--- Begin Information shown ---
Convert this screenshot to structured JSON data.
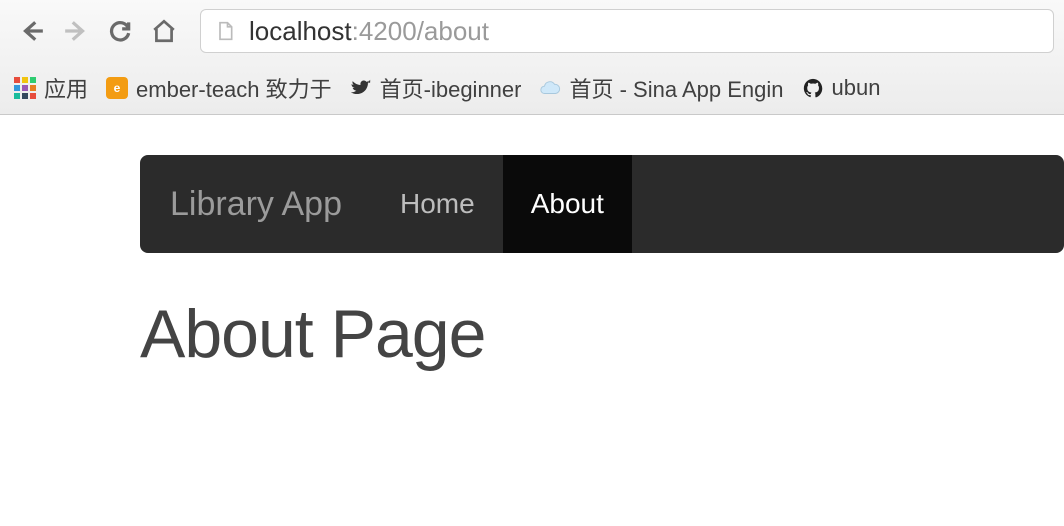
{
  "browser": {
    "url": {
      "host": "localhost",
      "port_path": ":4200/about"
    },
    "bookmarks": {
      "apps_label": "应用",
      "items": [
        {
          "label": "ember-teach 致力于"
        },
        {
          "label": "首页-ibeginner"
        },
        {
          "label": "首页 - Sina App Engin"
        },
        {
          "label": "ubun"
        }
      ]
    }
  },
  "app": {
    "brand": "Library App",
    "nav": [
      {
        "label": "Home",
        "active": false
      },
      {
        "label": "About",
        "active": true
      }
    ],
    "heading": "About Page"
  }
}
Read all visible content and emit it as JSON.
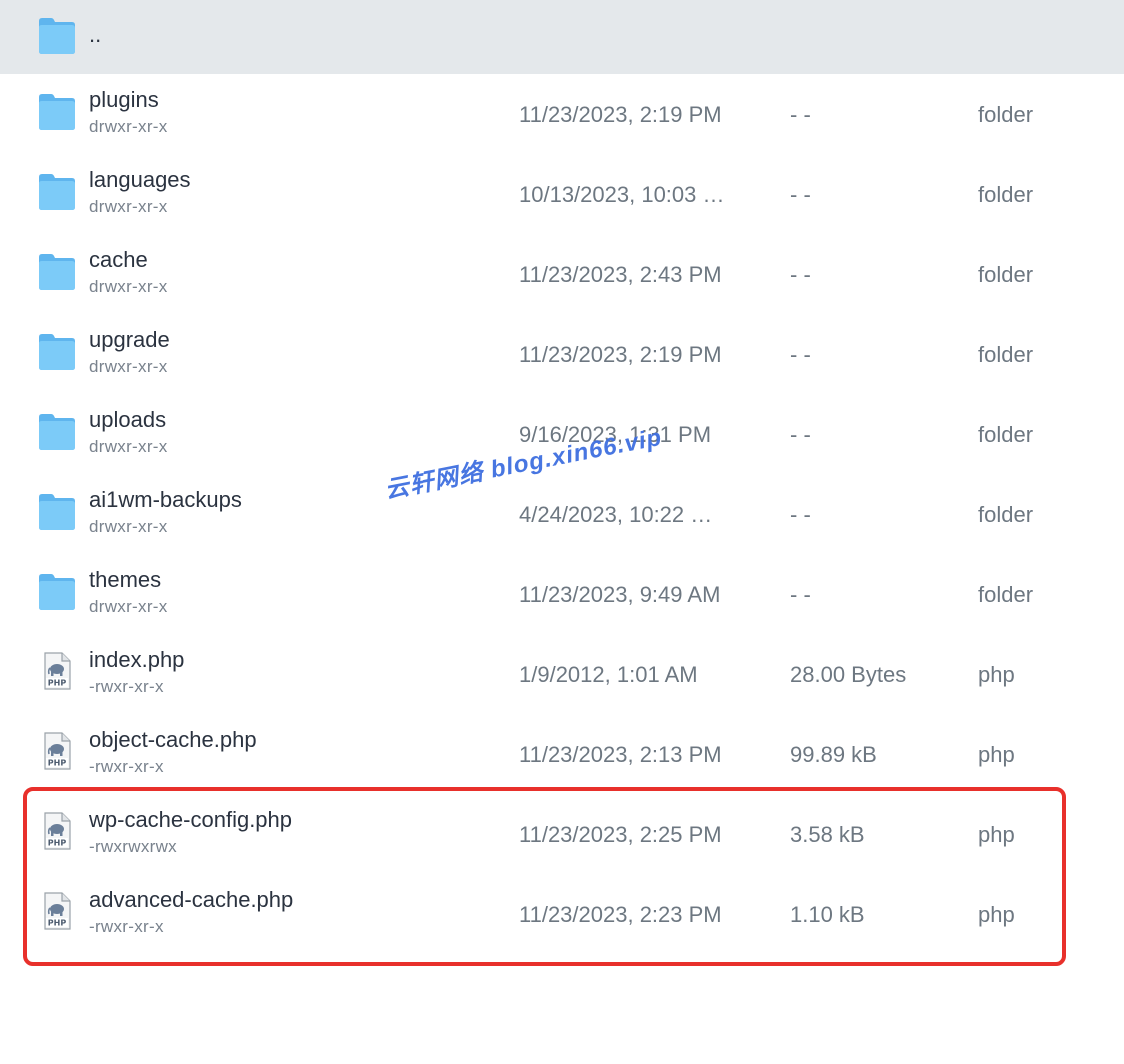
{
  "parent_row": {
    "name": "..",
    "icon": "folder-icon"
  },
  "rows": [
    {
      "name": "plugins",
      "permissions": "drwxr-xr-x",
      "modified": "11/23/2023, 2:19 PM",
      "size": "- -",
      "type": "folder",
      "icon": "folder-icon"
    },
    {
      "name": "languages",
      "permissions": "drwxr-xr-x",
      "modified": "10/13/2023, 10:03 …",
      "size": "- -",
      "type": "folder",
      "icon": "folder-icon"
    },
    {
      "name": "cache",
      "permissions": "drwxr-xr-x",
      "modified": "11/23/2023, 2:43 PM",
      "size": "- -",
      "type": "folder",
      "icon": "folder-icon"
    },
    {
      "name": "upgrade",
      "permissions": "drwxr-xr-x",
      "modified": "11/23/2023, 2:19 PM",
      "size": "- -",
      "type": "folder",
      "icon": "folder-icon"
    },
    {
      "name": "uploads",
      "permissions": "drwxr-xr-x",
      "modified": "9/16/2023, 1:31 PM",
      "size": "- -",
      "type": "folder",
      "icon": "folder-icon"
    },
    {
      "name": "ai1wm-backups",
      "permissions": "drwxr-xr-x",
      "modified": "4/24/2023, 10:22 …",
      "size": "- -",
      "type": "folder",
      "icon": "folder-icon"
    },
    {
      "name": "themes",
      "permissions": "drwxr-xr-x",
      "modified": "11/23/2023, 9:49 AM",
      "size": "- -",
      "type": "folder",
      "icon": "folder-icon"
    },
    {
      "name": "index.php",
      "permissions": "-rwxr-xr-x",
      "modified": "1/9/2012, 1:01 AM",
      "size": "28.00 Bytes",
      "type": "php",
      "icon": "php-file-icon"
    },
    {
      "name": "object-cache.php",
      "permissions": "-rwxr-xr-x",
      "modified": "11/23/2023, 2:13 PM",
      "size": "99.89 kB",
      "type": "php",
      "icon": "php-file-icon"
    },
    {
      "name": "wp-cache-config.php",
      "permissions": "-rwxrwxrwx",
      "modified": "11/23/2023, 2:25 PM",
      "size": "3.58 kB",
      "type": "php",
      "icon": "php-file-icon"
    },
    {
      "name": "advanced-cache.php",
      "permissions": "-rwxr-xr-x",
      "modified": "11/23/2023, 2:23 PM",
      "size": "1.10 kB",
      "type": "php",
      "icon": "php-file-icon"
    }
  ],
  "watermark": "云轩网络 blog.xin66.vip",
  "colors": {
    "folder": "#6cc0f5",
    "highlight_border": "#e8302b",
    "watermark": "#3f6fe0",
    "parent_row_bg": "#e4e8eb"
  }
}
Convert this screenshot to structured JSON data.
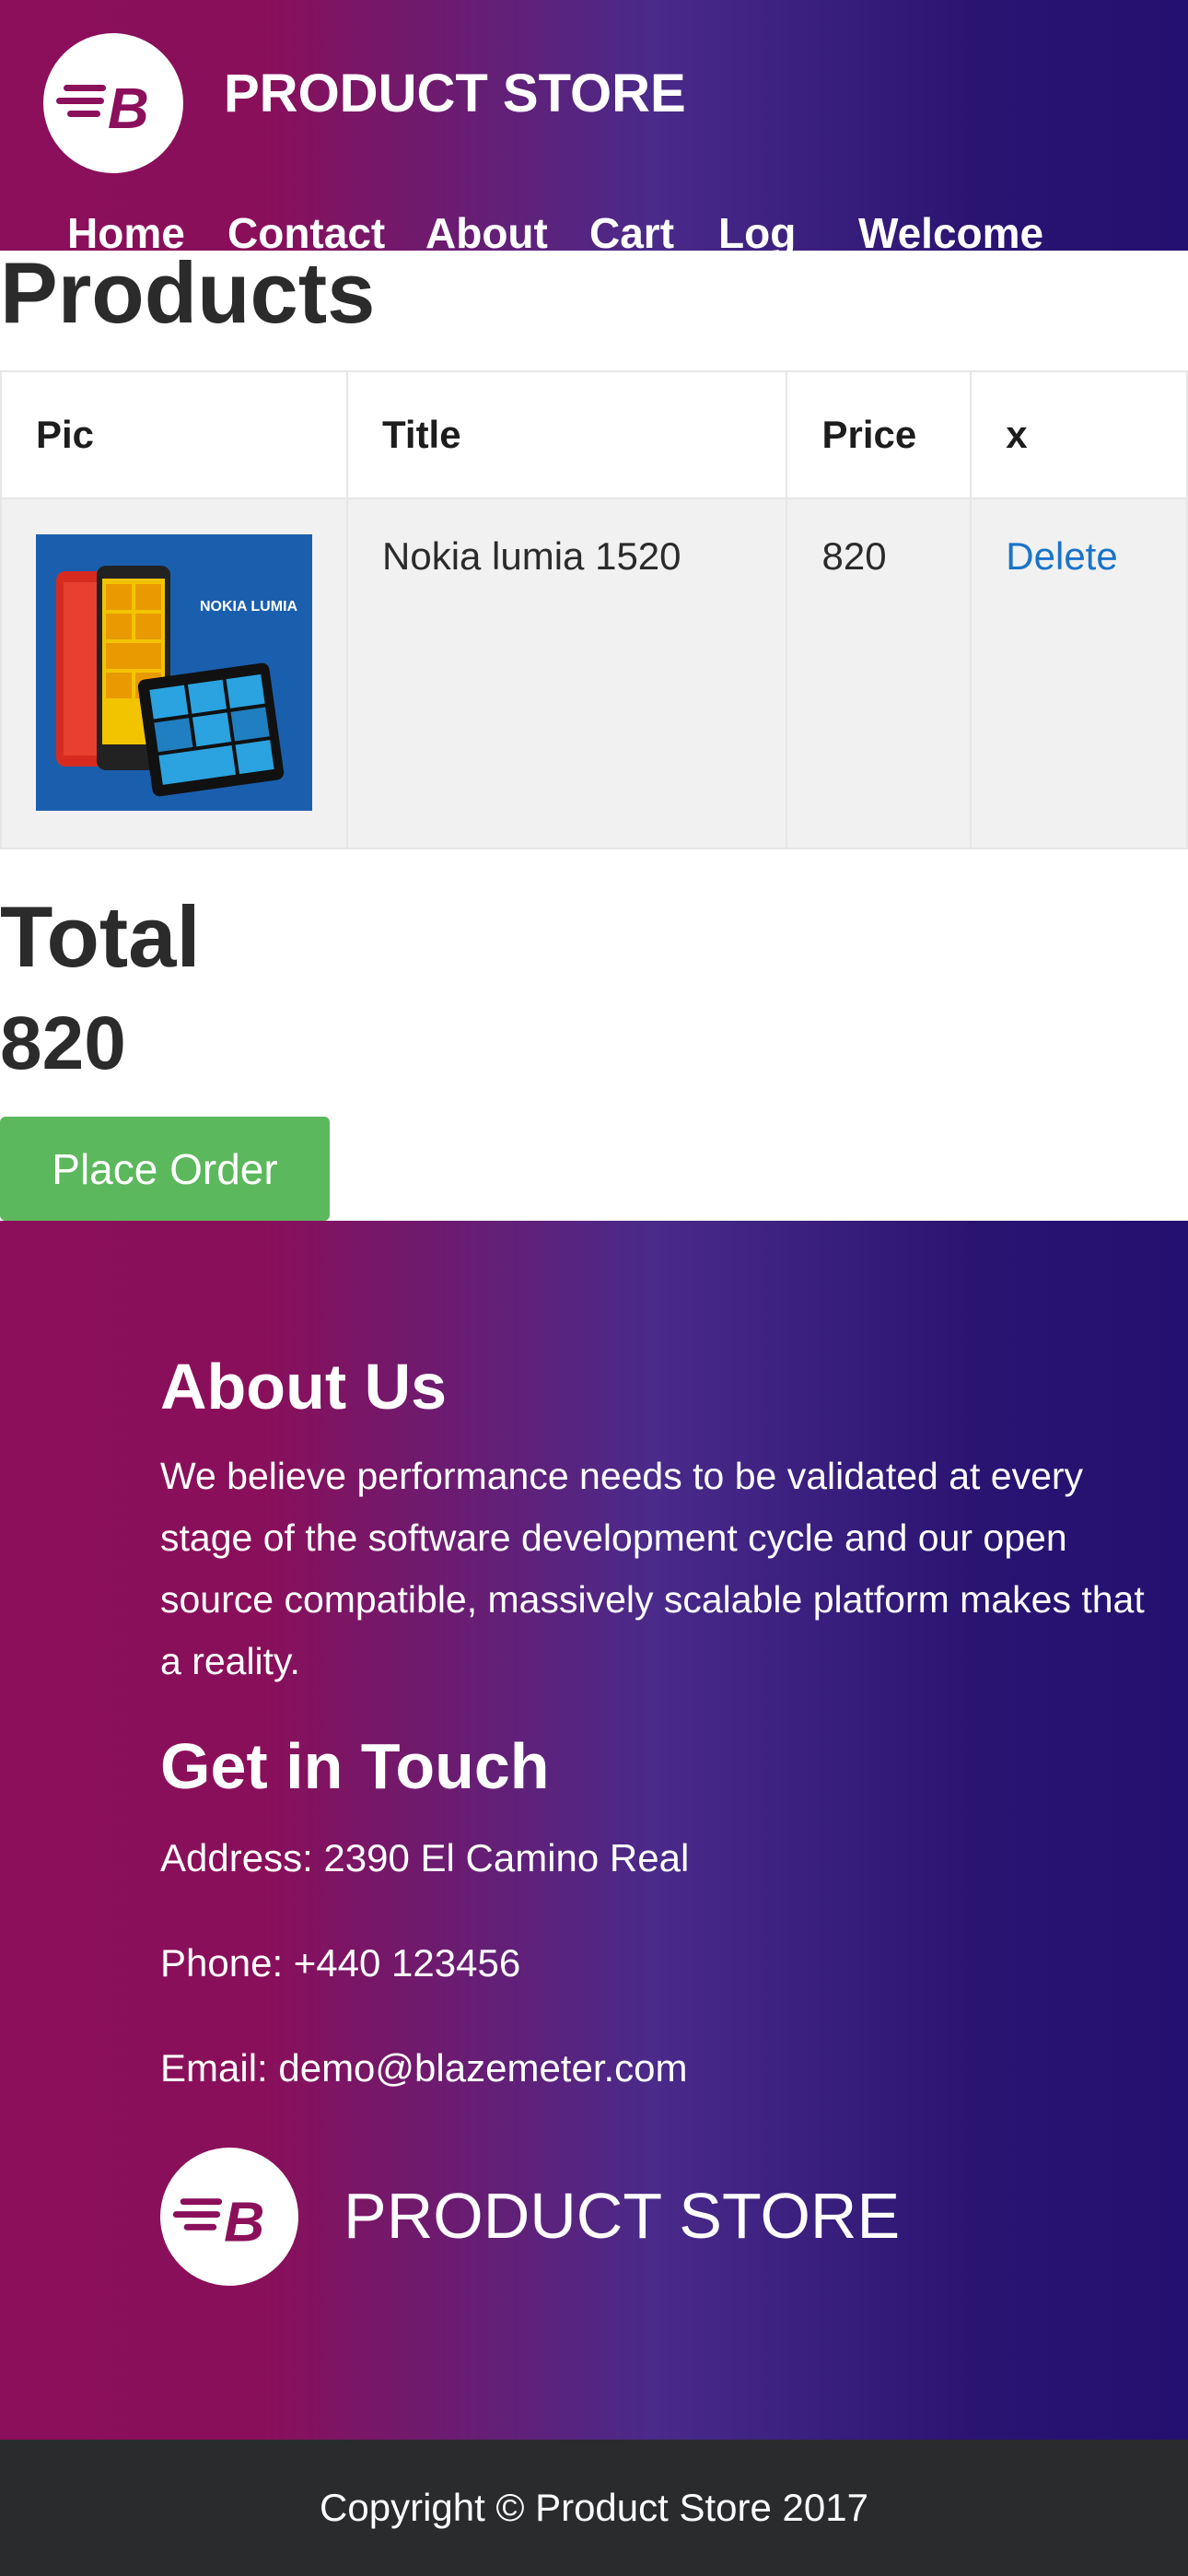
{
  "header": {
    "brand": "PRODUCT STORE",
    "nav": [
      "Home",
      "Contact",
      "About",
      "Cart",
      "Log",
      "Welcome"
    ]
  },
  "products": {
    "title": "Products",
    "columns": [
      "Pic",
      "Title",
      "Price",
      "x"
    ],
    "rows": [
      {
        "title": "Nokia lumia 1520",
        "price": "820",
        "action": "Delete",
        "image_caption": "NOKIA LUMIA"
      }
    ]
  },
  "total": {
    "label": "Total",
    "value": "820"
  },
  "place_order_label": "Place Order",
  "footer": {
    "about_title": "About Us",
    "about_text": "We believe performance needs to be validated at every stage of the software development cycle and our open source compatible, massively scalable platform makes that a reality.",
    "touch_title": "Get in Touch",
    "address": "Address: 2390 El Camino Real",
    "phone": "Phone: +440 123456",
    "email": "Email: demo@blazemeter.com",
    "brand": "PRODUCT STORE",
    "copyright": "Copyright © Product Store 2017"
  },
  "colors": {
    "gradient_left": "#8b0f5a",
    "gradient_right": "#241070",
    "accent_green": "#5cb85c",
    "link_blue": "#1a73c8",
    "copyright_bg": "#2a2b2d"
  },
  "icons": {
    "logo": "blazemeter-b-logo-icon"
  }
}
--- End Information shown ---
Given instruction: Reproduce all the records verbatim, excluding images.

Problem solution:
Convert this screenshot to structured JSON data.
{
  "browser": {
    "url": {
      "host": "localhost",
      "port_path": ":4200/about"
    },
    "bookmarks": {
      "apps_label": "应用",
      "items": [
        {
          "label": "ember-teach 致力于"
        },
        {
          "label": "首页-ibeginner"
        },
        {
          "label": "首页 - Sina App Engin"
        },
        {
          "label": "ubun"
        }
      ]
    }
  },
  "app": {
    "brand": "Library App",
    "nav": [
      {
        "label": "Home",
        "active": false
      },
      {
        "label": "About",
        "active": true
      }
    ],
    "heading": "About Page"
  }
}
Read all visible content and emit it as JSON.
{
  "parent_row": {
    "name": "..",
    "icon": "folder-icon"
  },
  "rows": [
    {
      "name": "plugins",
      "permissions": "drwxr-xr-x",
      "modified": "11/23/2023, 2:19 PM",
      "size": "- -",
      "type": "folder",
      "icon": "folder-icon"
    },
    {
      "name": "languages",
      "permissions": "drwxr-xr-x",
      "modified": "10/13/2023, 10:03 …",
      "size": "- -",
      "type": "folder",
      "icon": "folder-icon"
    },
    {
      "name": "cache",
      "permissions": "drwxr-xr-x",
      "modified": "11/23/2023, 2:43 PM",
      "size": "- -",
      "type": "folder",
      "icon": "folder-icon"
    },
    {
      "name": "upgrade",
      "permissions": "drwxr-xr-x",
      "modified": "11/23/2023, 2:19 PM",
      "size": "- -",
      "type": "folder",
      "icon": "folder-icon"
    },
    {
      "name": "uploads",
      "permissions": "drwxr-xr-x",
      "modified": "9/16/2023, 1:31 PM",
      "size": "- -",
      "type": "folder",
      "icon": "folder-icon"
    },
    {
      "name": "ai1wm-backups",
      "permissions": "drwxr-xr-x",
      "modified": "4/24/2023, 10:22 …",
      "size": "- -",
      "type": "folder",
      "icon": "folder-icon"
    },
    {
      "name": "themes",
      "permissions": "drwxr-xr-x",
      "modified": "11/23/2023, 9:49 AM",
      "size": "- -",
      "type": "folder",
      "icon": "folder-icon"
    },
    {
      "name": "index.php",
      "permissions": "-rwxr-xr-x",
      "modified": "1/9/2012, 1:01 AM",
      "size": "28.00 Bytes",
      "type": "php",
      "icon": "php-file-icon"
    },
    {
      "name": "object-cache.php",
      "permissions": "-rwxr-xr-x",
      "modified": "11/23/2023, 2:13 PM",
      "size": "99.89 kB",
      "type": "php",
      "icon": "php-file-icon"
    },
    {
      "name": "wp-cache-config.php",
      "permissions": "-rwxrwxrwx",
      "modified": "11/23/2023, 2:25 PM",
      "size": "3.58 kB",
      "type": "php",
      "icon": "php-file-icon"
    },
    {
      "name": "advanced-cache.php",
      "permissions": "-rwxr-xr-x",
      "modified": "11/23/2023, 2:23 PM",
      "size": "1.10 kB",
      "type": "php",
      "icon": "php-file-icon"
    }
  ],
  "watermark": "云轩网络 blog.xin66.vip",
  "colors": {
    "folder": "#6cc0f5",
    "highlight_border": "#e8302b",
    "watermark": "#3f6fe0",
    "parent_row_bg": "#e4e8eb"
  }
}
Convert this screenshot to structured JSON data.
{
  "header": {
    "brand": "PRODUCT STORE",
    "nav": [
      "Home",
      "Contact",
      "About",
      "Cart",
      "Log",
      "Welcome"
    ]
  },
  "products": {
    "title": "Products",
    "columns": [
      "Pic",
      "Title",
      "Price",
      "x"
    ],
    "rows": [
      {
        "title": "Nokia lumia 1520",
        "price": "820",
        "action": "Delete",
        "image_caption": "NOKIA LUMIA"
      }
    ]
  },
  "total": {
    "label": "Total",
    "value": "820"
  },
  "place_order_label": "Place Order",
  "footer": {
    "about_title": "About Us",
    "about_text": "We believe performance needs to be validated at every stage of the software development cycle and our open source compatible, massively scalable platform makes that a reality.",
    "touch_title": "Get in Touch",
    "address": "Address: 2390 El Camino Real",
    "phone": "Phone: +440 123456",
    "email": "Email: demo@blazemeter.com",
    "brand": "PRODUCT STORE",
    "copyright": "Copyright © Product Store 2017"
  },
  "colors": {
    "gradient_left": "#8b0f5a",
    "gradient_right": "#241070",
    "accent_green": "#5cb85c",
    "link_blue": "#1a73c8",
    "copyright_bg": "#2a2b2d"
  },
  "icons": {
    "logo": "blazemeter-b-logo-icon"
  }
}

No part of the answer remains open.